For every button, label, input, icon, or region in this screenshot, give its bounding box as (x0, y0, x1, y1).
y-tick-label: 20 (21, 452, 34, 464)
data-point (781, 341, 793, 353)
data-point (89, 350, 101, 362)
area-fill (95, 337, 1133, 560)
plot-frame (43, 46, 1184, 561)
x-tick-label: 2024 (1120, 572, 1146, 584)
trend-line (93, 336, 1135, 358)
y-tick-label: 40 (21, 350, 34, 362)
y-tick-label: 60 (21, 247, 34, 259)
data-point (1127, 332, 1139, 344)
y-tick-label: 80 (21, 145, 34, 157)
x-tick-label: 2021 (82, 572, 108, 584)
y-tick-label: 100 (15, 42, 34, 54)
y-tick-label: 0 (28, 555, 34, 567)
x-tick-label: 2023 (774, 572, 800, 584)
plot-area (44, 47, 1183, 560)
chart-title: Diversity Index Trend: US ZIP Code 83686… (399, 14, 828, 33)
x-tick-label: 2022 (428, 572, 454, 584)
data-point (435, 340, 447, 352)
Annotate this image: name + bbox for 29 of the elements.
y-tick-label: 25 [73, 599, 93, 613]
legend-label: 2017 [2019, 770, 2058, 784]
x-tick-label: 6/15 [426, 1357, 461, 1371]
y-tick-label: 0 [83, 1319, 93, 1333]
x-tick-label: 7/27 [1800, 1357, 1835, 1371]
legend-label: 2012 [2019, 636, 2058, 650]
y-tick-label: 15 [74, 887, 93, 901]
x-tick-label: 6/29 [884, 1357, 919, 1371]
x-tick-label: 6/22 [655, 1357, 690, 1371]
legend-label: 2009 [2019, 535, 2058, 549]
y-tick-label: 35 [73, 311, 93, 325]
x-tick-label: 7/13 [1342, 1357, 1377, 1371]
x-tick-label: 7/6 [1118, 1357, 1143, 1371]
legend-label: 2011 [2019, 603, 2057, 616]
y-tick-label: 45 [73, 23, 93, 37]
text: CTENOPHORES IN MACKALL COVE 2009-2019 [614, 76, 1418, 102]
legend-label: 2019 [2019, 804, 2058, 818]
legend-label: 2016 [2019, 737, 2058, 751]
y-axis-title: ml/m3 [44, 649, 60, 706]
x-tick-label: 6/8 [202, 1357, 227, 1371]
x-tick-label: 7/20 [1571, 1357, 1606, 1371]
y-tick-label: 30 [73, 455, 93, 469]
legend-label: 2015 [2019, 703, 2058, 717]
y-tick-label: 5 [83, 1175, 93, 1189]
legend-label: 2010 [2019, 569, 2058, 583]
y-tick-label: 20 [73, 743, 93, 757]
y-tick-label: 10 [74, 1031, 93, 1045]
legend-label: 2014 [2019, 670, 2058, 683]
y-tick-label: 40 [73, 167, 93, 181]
════════════════════
Reproduce everything from the start of the records down to the line containing "plot-area (44, 47, 1183, 560)", swapping "data-point" for "marker" and leaving all else unchanged.

Expected answer ->
For every button, label, input, icon, or region in this screenshot, give its bounding box as (x0, y0, x1, y1).
y-tick-label: 20 (21, 452, 34, 464)
marker (781, 341, 793, 353)
marker (89, 350, 101, 362)
area-fill (95, 337, 1133, 560)
plot-frame (43, 46, 1184, 561)
x-tick-label: 2024 (1120, 572, 1146, 584)
trend-line (93, 336, 1135, 358)
y-tick-label: 40 (21, 350, 34, 362)
y-tick-label: 60 (21, 247, 34, 259)
marker (1127, 332, 1139, 344)
y-tick-label: 80 (21, 145, 34, 157)
x-tick-label: 2021 (82, 572, 108, 584)
y-tick-label: 100 (15, 42, 34, 54)
y-tick-label: 0 (28, 555, 34, 567)
x-tick-label: 2023 (774, 572, 800, 584)
plot-area (44, 47, 1183, 560)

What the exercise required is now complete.